[Records about charts and figures]

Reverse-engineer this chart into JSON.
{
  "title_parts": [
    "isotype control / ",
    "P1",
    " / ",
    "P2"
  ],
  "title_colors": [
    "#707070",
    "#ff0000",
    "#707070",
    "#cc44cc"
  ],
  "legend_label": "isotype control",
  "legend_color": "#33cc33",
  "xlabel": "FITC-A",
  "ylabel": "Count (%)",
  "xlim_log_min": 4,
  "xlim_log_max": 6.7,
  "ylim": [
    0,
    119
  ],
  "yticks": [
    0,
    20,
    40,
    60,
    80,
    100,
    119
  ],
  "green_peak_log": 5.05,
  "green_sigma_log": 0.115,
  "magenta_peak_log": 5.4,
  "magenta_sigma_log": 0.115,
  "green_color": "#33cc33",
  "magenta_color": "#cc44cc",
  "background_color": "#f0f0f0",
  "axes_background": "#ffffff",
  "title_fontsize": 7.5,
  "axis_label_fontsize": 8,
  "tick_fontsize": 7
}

_Objective:_ Repeat the material above in full, exactly as it stands.

_Final result:_
Reverse-engineer this chart into JSON.
{
  "title_parts": [
    "isotype control / ",
    "P1",
    " / ",
    "P2"
  ],
  "title_colors": [
    "#707070",
    "#ff0000",
    "#707070",
    "#cc44cc"
  ],
  "legend_label": "isotype control",
  "legend_color": "#33cc33",
  "xlabel": "FITC-A",
  "ylabel": "Count (%)",
  "xlim_log_min": 4,
  "xlim_log_max": 6.7,
  "ylim": [
    0,
    119
  ],
  "yticks": [
    0,
    20,
    40,
    60,
    80,
    100,
    119
  ],
  "green_peak_log": 5.05,
  "green_sigma_log": 0.115,
  "magenta_peak_log": 5.4,
  "magenta_sigma_log": 0.115,
  "green_color": "#33cc33",
  "magenta_color": "#cc44cc",
  "background_color": "#f0f0f0",
  "axes_background": "#ffffff",
  "title_fontsize": 7.5,
  "axis_label_fontsize": 8,
  "tick_fontsize": 7
}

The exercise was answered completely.